> EXERCISE AIM
Copy each line where the word "Transcribe" occurs.
◇ ◇ ◇ ◇
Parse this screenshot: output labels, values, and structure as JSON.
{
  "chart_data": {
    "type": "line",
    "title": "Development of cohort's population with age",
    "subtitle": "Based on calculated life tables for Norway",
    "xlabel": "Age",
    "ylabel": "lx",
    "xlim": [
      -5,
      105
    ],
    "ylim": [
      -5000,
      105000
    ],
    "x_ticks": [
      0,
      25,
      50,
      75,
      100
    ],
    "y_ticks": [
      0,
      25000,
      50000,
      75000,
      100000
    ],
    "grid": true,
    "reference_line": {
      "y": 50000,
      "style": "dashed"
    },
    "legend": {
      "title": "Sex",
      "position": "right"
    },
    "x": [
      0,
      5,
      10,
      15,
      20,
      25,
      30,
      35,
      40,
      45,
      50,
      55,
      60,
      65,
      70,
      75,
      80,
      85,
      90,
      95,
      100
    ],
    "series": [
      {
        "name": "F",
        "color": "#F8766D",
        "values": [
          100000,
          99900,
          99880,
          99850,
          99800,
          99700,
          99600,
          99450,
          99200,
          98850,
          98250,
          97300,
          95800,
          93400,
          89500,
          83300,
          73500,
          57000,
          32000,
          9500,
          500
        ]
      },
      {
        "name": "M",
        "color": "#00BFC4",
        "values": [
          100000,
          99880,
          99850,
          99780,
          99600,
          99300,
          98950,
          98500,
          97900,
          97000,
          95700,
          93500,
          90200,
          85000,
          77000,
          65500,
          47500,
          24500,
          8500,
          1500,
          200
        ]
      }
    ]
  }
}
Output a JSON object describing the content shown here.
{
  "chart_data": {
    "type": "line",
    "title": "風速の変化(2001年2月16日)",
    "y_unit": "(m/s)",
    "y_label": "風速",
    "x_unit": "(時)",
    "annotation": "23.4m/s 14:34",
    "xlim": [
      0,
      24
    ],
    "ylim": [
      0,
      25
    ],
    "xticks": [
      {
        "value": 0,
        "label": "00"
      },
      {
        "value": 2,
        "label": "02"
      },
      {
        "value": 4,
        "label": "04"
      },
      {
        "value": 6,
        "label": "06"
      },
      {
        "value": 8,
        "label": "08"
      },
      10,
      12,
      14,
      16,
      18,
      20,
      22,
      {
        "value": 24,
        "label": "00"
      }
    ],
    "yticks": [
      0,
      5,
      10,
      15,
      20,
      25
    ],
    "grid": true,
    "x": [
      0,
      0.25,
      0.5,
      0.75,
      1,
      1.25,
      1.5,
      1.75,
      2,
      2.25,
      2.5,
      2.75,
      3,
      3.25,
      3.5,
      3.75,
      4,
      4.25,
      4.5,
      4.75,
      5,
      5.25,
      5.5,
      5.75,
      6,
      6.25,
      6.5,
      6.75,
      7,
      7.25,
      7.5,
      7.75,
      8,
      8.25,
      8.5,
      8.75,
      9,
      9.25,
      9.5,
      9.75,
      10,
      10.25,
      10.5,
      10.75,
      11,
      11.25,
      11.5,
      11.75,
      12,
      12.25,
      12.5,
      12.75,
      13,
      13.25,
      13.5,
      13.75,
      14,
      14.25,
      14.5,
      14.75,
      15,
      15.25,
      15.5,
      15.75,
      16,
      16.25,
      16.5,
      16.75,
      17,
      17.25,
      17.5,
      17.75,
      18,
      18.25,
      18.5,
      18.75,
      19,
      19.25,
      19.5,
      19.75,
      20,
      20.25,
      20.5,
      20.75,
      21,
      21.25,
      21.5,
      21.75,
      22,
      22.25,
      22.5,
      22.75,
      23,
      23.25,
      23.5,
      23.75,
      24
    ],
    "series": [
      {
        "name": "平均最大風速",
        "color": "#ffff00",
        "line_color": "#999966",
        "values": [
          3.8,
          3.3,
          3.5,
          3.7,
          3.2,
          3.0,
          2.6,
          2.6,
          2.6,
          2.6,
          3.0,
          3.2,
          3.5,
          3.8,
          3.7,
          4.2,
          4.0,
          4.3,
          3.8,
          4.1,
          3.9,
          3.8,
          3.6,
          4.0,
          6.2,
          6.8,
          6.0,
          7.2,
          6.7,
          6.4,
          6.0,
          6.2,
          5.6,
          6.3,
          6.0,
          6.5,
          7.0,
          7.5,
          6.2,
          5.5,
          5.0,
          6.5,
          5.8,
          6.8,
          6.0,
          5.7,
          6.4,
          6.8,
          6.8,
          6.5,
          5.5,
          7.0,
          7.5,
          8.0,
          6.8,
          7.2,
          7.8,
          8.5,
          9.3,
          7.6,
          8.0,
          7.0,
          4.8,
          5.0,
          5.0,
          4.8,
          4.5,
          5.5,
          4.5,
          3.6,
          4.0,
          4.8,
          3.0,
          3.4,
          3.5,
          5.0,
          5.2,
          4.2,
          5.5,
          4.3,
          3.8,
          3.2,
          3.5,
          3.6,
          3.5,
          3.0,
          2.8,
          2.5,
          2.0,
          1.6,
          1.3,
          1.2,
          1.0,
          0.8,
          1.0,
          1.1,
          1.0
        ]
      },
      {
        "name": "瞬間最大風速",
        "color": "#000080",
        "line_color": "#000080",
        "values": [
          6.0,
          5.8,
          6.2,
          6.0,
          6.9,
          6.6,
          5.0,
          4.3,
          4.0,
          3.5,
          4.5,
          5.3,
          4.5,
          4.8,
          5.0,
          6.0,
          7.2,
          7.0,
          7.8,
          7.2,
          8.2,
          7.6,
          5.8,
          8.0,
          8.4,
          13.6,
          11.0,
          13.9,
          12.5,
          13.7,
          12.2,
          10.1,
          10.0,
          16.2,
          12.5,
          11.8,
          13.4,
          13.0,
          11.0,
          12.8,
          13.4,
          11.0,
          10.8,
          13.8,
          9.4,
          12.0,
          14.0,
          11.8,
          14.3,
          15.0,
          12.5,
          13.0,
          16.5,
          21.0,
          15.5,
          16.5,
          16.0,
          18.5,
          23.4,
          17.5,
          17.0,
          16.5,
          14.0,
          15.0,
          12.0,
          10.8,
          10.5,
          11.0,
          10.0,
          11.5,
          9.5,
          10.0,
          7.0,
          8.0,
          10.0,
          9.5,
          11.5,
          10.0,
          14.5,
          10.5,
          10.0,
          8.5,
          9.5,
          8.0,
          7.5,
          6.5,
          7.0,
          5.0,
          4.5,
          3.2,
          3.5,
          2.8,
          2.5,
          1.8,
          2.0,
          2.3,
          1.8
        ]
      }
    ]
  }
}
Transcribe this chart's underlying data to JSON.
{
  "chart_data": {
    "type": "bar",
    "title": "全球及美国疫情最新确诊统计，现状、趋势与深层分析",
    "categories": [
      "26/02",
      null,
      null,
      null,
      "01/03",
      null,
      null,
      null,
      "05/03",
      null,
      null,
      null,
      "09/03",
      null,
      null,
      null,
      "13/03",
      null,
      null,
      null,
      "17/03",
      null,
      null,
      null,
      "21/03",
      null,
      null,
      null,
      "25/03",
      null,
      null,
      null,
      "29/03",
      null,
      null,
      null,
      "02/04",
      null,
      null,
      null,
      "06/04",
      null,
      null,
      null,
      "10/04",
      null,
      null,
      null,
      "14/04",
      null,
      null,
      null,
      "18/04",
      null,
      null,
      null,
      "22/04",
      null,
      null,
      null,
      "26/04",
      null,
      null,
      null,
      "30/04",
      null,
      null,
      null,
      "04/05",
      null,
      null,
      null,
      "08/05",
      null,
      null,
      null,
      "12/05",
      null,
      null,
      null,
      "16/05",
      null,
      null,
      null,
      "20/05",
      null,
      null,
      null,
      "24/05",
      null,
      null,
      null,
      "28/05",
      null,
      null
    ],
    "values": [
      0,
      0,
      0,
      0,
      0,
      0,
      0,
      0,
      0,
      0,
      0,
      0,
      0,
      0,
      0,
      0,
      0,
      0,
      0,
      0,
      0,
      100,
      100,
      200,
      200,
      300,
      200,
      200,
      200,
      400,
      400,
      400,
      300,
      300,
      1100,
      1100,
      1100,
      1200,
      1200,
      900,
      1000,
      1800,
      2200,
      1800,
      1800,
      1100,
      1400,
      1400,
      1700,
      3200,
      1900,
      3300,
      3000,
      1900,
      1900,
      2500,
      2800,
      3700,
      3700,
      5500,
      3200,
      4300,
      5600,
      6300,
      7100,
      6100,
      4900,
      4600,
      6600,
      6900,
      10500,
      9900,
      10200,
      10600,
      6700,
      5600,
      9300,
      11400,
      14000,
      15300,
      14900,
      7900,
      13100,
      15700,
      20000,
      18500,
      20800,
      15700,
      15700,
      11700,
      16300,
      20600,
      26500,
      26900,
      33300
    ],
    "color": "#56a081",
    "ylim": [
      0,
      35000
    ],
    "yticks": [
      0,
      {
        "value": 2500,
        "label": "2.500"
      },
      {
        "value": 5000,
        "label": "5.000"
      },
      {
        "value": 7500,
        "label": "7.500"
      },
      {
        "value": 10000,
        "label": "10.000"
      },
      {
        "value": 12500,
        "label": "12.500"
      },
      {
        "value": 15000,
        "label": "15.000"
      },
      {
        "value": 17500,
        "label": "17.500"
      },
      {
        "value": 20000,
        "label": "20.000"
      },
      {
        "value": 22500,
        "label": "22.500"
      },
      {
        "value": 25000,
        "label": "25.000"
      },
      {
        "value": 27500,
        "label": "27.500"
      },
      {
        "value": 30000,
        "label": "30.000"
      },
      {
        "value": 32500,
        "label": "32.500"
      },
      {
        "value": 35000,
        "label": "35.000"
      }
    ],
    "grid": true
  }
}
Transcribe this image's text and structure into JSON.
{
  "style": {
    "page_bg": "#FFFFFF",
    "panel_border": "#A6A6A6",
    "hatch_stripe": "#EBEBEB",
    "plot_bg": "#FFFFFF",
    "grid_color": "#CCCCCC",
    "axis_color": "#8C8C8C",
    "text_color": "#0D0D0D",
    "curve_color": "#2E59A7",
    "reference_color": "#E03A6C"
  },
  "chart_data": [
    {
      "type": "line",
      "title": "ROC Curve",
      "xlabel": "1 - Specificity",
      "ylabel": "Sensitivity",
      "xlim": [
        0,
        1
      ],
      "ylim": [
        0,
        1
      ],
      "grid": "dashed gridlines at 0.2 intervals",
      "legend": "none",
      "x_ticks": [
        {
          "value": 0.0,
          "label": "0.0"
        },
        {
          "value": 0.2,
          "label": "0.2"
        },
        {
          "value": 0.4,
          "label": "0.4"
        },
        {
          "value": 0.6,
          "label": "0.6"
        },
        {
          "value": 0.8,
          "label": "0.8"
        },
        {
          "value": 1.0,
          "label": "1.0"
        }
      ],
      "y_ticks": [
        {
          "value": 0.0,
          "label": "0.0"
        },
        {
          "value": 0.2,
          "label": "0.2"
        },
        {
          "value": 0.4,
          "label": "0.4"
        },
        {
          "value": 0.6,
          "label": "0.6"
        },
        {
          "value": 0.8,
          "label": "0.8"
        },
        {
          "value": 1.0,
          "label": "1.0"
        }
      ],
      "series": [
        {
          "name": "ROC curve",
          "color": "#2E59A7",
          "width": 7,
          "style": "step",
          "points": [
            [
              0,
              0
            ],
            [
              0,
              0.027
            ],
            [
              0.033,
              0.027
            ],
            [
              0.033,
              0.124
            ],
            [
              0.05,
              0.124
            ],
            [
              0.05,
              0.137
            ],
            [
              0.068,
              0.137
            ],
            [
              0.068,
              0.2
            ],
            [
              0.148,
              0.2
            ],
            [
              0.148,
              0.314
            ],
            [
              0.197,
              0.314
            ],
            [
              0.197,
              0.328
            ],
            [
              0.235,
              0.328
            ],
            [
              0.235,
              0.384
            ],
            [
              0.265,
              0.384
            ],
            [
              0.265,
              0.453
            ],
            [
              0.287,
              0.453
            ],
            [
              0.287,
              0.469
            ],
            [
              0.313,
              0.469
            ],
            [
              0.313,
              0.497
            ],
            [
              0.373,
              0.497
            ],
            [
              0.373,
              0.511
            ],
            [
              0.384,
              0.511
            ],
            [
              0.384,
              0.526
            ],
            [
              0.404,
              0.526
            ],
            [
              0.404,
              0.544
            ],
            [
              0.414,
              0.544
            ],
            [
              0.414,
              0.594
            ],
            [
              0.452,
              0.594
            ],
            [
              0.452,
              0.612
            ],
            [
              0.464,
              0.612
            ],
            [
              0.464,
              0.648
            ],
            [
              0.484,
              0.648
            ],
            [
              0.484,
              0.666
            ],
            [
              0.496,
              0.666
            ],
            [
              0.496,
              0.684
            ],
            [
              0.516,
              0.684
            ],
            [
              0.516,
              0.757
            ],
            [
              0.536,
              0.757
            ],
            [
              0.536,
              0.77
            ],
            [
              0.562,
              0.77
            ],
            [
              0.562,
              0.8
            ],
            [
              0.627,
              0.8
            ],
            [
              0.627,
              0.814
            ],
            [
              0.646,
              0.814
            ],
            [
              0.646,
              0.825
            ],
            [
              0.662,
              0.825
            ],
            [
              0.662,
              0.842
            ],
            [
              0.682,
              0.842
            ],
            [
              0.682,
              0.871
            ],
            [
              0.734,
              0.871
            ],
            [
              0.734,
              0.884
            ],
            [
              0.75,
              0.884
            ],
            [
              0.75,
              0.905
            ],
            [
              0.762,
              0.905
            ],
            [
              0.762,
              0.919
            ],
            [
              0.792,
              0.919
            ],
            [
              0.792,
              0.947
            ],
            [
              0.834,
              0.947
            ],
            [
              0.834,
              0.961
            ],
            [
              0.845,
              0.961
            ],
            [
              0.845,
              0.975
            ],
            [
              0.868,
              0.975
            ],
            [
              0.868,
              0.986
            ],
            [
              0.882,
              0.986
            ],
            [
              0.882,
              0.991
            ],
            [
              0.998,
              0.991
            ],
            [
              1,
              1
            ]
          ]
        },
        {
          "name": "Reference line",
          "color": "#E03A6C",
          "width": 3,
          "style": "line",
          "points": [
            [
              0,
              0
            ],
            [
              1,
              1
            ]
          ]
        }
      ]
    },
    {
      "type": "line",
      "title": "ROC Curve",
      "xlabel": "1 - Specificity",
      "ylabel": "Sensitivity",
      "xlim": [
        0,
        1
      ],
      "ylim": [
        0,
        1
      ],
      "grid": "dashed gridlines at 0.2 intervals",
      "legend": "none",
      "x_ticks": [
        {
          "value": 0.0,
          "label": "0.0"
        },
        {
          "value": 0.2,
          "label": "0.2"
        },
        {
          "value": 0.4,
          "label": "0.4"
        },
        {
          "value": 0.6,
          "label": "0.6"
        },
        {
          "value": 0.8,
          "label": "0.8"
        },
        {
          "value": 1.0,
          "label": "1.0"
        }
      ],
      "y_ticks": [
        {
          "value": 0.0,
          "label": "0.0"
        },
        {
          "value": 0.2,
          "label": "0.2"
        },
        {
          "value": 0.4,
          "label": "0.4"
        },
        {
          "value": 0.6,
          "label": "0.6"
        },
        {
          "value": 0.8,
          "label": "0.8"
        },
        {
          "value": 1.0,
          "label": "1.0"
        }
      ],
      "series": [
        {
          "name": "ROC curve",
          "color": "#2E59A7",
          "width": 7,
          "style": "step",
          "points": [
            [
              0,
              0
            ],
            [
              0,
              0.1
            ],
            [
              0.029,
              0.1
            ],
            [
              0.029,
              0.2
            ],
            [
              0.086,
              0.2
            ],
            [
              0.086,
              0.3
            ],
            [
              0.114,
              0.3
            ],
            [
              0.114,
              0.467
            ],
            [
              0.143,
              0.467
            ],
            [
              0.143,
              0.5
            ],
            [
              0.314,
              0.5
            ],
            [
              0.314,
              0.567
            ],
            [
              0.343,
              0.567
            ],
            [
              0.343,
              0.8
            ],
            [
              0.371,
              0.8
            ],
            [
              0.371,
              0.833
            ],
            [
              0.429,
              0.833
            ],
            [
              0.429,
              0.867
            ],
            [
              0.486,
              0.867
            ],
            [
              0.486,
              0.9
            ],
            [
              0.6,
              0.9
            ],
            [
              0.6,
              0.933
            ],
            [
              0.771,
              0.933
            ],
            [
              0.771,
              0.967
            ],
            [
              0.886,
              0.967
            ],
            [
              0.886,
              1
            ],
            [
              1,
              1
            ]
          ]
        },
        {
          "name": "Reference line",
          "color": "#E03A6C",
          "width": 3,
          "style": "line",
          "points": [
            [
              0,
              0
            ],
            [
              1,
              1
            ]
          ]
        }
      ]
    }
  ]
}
◇ ◇ ◇ ◇
> RESULT OF THIS EXERCISE
Transcribe this chart's underlying data to JSON.
Transcribe this image's text and structure into JSON.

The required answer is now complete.